* _Written exercise_:
Give the data below again, word for word.

┄┄┄┄┄┄┄┄┄┄

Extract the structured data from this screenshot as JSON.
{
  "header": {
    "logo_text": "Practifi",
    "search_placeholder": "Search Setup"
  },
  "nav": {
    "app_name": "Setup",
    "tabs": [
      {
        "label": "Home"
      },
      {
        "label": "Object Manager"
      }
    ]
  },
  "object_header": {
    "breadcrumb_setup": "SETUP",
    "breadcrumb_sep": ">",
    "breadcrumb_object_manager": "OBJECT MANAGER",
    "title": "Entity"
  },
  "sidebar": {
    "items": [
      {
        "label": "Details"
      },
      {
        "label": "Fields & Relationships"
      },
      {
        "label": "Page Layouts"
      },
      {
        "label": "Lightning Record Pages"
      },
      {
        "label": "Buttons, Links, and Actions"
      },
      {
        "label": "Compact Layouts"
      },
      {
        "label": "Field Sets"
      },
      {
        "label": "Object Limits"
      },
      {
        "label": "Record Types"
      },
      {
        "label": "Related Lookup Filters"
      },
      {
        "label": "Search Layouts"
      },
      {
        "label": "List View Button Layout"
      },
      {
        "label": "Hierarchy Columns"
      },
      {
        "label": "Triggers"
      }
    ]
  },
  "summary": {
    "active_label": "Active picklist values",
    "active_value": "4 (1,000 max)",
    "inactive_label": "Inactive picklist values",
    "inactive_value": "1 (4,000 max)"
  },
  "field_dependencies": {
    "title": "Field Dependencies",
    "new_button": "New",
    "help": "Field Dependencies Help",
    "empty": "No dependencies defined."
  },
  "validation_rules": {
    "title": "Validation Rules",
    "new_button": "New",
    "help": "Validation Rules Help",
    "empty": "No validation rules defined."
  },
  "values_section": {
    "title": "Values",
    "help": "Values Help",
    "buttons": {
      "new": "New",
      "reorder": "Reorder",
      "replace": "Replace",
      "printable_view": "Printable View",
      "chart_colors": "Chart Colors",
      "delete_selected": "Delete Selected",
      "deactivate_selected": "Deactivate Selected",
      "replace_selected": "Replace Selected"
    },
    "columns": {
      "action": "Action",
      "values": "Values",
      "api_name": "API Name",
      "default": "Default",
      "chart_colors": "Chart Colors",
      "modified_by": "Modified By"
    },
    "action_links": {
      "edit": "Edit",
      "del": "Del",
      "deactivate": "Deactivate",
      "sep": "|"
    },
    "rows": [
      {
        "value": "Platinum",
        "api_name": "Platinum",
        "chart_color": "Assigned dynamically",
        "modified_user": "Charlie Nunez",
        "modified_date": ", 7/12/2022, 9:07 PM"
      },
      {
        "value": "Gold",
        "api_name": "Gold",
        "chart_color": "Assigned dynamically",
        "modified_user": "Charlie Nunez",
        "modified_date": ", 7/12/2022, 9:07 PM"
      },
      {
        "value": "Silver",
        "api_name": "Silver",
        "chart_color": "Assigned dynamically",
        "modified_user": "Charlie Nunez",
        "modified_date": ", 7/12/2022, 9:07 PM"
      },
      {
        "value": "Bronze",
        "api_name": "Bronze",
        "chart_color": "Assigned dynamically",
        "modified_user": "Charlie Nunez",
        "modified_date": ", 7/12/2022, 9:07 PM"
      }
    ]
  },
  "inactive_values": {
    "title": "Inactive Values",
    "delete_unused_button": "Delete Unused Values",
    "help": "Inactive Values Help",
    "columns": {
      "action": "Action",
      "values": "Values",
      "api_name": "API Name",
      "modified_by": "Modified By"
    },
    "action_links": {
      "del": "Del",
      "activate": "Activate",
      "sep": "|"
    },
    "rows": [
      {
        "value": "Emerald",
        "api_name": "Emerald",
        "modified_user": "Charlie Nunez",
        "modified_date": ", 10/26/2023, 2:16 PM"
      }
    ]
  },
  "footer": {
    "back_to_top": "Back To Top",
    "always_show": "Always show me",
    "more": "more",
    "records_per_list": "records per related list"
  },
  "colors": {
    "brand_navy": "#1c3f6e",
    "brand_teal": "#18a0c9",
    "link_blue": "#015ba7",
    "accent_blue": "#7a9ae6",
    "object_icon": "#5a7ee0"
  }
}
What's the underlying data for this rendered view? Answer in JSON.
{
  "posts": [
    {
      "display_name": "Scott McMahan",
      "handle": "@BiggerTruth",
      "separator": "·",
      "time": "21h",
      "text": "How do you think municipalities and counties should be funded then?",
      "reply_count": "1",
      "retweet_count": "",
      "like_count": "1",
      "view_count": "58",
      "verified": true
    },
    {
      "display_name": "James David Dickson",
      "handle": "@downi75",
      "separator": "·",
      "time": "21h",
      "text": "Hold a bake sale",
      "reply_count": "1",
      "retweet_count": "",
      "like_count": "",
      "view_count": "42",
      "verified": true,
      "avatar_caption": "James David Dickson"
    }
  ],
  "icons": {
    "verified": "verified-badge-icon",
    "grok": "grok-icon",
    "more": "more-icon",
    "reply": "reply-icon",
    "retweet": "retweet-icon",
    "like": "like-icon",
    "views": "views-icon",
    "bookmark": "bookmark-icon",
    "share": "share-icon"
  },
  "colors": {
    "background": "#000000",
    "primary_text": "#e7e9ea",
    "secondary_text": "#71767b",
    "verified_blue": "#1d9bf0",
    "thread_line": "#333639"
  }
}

┄┄┄┄┄┄┄┄┄┄

* _Solution to this exercise_:
Extract the structured data from this screenshot as JSON.
{
  "header": {
    "logo_text": "Practifi",
    "search_placeholder": "Search Setup"
  },
  "nav": {
    "app_name": "Setup",
    "tabs": [
      {
        "label": "Home"
      },
      {
        "label": "Object Manager"
      }
    ]
  },
  "object_header": {
    "breadcrumb_setup": "SETUP",
    "breadcrumb_sep": ">",
    "breadcrumb_object_manager": "OBJECT MANAGER",
    "title": "Entity"
  },
  "sidebar": {
    "items": [
      {
        "label": "Details"
      },
      {
        "label": "Fields & Relationships"
      },
      {
        "label": "Page Layouts"
      },
      {
        "label": "Lightning Record Pages"
      },
      {
        "label": "Buttons, Links, and Actions"
      },
      {
        "label": "Compact Layouts"
      },
      {
        "label": "Field Sets"
      },
      {
        "label": "Object Limits"
      },
      {
        "label": "Record Types"
      },
      {
        "label": "Related Lookup Filters"
      },
      {
        "label": "Search Layouts"
      },
      {
        "label": "List View Button Layout"
      },
      {
        "label": "Hierarchy Columns"
      },
      {
        "label": "Triggers"
      }
    ]
  },
  "summary": {
    "active_label": "Active picklist values",
    "active_value": "4 (1,000 max)",
    "inactive_label": "Inactive picklist values",
    "inactive_value": "1 (4,000 max)"
  },
  "field_dependencies": {
    "title": "Field Dependencies",
    "new_button": "New",
    "help": "Field Dependencies Help",
    "empty": "No dependencies defined."
  },
  "validation_rules": {
    "title": "Validation Rules",
    "new_button": "New",
    "help": "Validation Rules Help",
    "empty": "No validation rules defined."
  },
  "values_section": {
    "title": "Values",
    "help": "Values Help",
    "buttons": {
      "new": "New",
      "reorder": "Reorder",
      "replace": "Replace",
      "printable_view": "Printable View",
      "chart_colors": "Chart Colors",
      "delete_selected": "Delete Selected",
      "deactivate_selected": "Deactivate Selected",
      "replace_selected": "Replace Selected"
    },
    "columns": {
      "action": "Action",
      "values": "Values",
      "api_name": "API Name",
      "default": "Default",
      "chart_colors": "Chart Colors",
      "modified_by": "Modified By"
    },
    "action_links": {
      "edit": "Edit",
      "del": "Del",
      "deactivate": "Deactivate",
      "sep": "|"
    },
    "rows": [
      {
        "value": "Platinum",
        "api_name": "Platinum",
        "chart_color": "Assigned dynamically",
        "modified_user": "Charlie Nunez",
        "modified_date": ", 7/12/2022, 9:07 PM"
      },
      {
        "value": "Gold",
        "api_name": "Gold",
        "chart_color": "Assigned dynamically",
        "modified_user": "Charlie Nunez",
        "modified_date": ", 7/12/2022, 9:07 PM"
      },
      {
        "value": "Silver",
        "api_name": "Silver",
        "chart_color": "Assigned dynamically",
        "modified_user": "Charlie Nunez",
        "modified_date": ", 7/12/2022, 9:07 PM"
      },
      {
        "value": "Bronze",
        "api_name": "Bronze",
        "chart_color": "Assigned dynamically",
        "modified_user": "Charlie Nunez",
        "modified_date": ", 7/12/2022, 9:07 PM"
      }
    ]
  },
  "inactive_values": {
    "title": "Inactive Values",
    "delete_unused_button": "Delete Unused Values",
    "help": "Inactive Values Help",
    "columns": {
      "action": "Action",
      "values": "Values",
      "api_name": "API Name",
      "modified_by": "Modified By"
    },
    "action_links": {
      "del": "Del",
      "activate": "Activate",
      "sep": "|"
    },
    "rows": [
      {
        "value": "Emerald",
        "api_name": "Emerald",
        "modified_user": "Charlie Nunez",
        "modified_date": ", 10/26/2023, 2:16 PM"
      }
    ]
  },
  "footer": {
    "back_to_top": "Back To Top",
    "always_show": "Always show me",
    "more": "more",
    "records_per_list": "records per related list"
  },
  "colors": {
    "brand_navy": "#1c3f6e",
    "brand_teal": "#18a0c9",
    "link_blue": "#015ba7",
    "accent_blue": "#7a9ae6",
    "object_icon": "#5a7ee0"
  }
}
What's the underlying data for this rendered view? Answer in JSON.
{
  "posts": [
    {
      "display_name": "Scott McMahan",
      "handle": "@BiggerTruth",
      "separator": "·",
      "time": "21h",
      "text": "How do you think municipalities and counties should be funded then?",
      "reply_count": "1",
      "retweet_count": "",
      "like_count": "1",
      "view_count": "58",
      "verified": true
    },
    {
      "display_name": "James David Dickson",
      "handle": "@downi75",
      "separator": "·",
      "time": "21h",
      "text": "Hold a bake sale",
      "reply_count": "1",
      "retweet_count": "",
      "like_count": "",
      "view_count": "42",
      "verified": true,
      "avatar_caption": "James David Dickson"
    }
  ],
  "icons": {
    "verified": "verified-badge-icon",
    "grok": "grok-icon",
    "more": "more-icon",
    "reply": "reply-icon",
    "retweet": "retweet-icon",
    "like": "like-icon",
    "views": "views-icon",
    "bookmark": "bookmark-icon",
    "share": "share-icon"
  },
  "colors": {
    "background": "#000000",
    "primary_text": "#e7e9ea",
    "secondary_text": "#71767b",
    "verified_blue": "#1d9bf0",
    "thread_line": "#333639"
  }
}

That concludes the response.